Search the data for the word "their" and copy every line that contains it.

---*---

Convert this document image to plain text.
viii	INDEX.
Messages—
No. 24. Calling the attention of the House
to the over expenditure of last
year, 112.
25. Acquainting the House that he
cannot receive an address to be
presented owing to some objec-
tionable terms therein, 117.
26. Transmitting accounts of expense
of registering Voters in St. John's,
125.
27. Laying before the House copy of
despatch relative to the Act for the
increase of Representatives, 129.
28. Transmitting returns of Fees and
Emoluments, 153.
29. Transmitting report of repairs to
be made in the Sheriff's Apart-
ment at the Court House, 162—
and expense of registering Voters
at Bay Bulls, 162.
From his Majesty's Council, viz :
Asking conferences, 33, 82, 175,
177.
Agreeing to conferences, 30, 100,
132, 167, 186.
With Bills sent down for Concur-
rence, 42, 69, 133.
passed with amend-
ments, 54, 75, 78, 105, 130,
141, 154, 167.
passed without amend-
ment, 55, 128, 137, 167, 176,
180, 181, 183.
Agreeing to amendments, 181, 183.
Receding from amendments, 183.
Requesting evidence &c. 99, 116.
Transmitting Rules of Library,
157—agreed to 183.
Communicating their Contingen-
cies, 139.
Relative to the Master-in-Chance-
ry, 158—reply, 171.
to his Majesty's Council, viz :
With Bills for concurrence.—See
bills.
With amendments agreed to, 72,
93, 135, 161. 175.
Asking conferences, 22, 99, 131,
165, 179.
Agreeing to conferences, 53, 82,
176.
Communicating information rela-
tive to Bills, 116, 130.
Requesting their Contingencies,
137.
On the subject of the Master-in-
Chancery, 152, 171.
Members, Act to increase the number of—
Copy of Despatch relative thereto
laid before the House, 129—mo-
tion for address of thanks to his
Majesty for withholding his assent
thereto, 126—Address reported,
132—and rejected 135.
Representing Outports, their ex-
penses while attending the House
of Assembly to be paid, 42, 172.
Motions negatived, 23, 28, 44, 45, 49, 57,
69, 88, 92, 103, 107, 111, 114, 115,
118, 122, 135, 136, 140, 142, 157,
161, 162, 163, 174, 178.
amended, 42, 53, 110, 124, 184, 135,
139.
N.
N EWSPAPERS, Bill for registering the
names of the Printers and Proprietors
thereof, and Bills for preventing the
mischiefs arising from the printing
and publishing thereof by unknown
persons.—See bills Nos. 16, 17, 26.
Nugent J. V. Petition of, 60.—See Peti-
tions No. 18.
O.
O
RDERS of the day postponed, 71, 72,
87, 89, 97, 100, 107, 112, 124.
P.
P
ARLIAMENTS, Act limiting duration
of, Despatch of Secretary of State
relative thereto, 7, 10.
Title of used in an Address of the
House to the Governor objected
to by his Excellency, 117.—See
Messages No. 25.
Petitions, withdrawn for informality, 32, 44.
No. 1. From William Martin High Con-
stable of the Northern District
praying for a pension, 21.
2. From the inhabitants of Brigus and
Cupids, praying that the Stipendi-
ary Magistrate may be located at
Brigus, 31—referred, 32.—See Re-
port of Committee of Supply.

---*---

**Answer in full**
Communicating their Contingen-
Requesting their Contingencies,
Representing Outports, their ex-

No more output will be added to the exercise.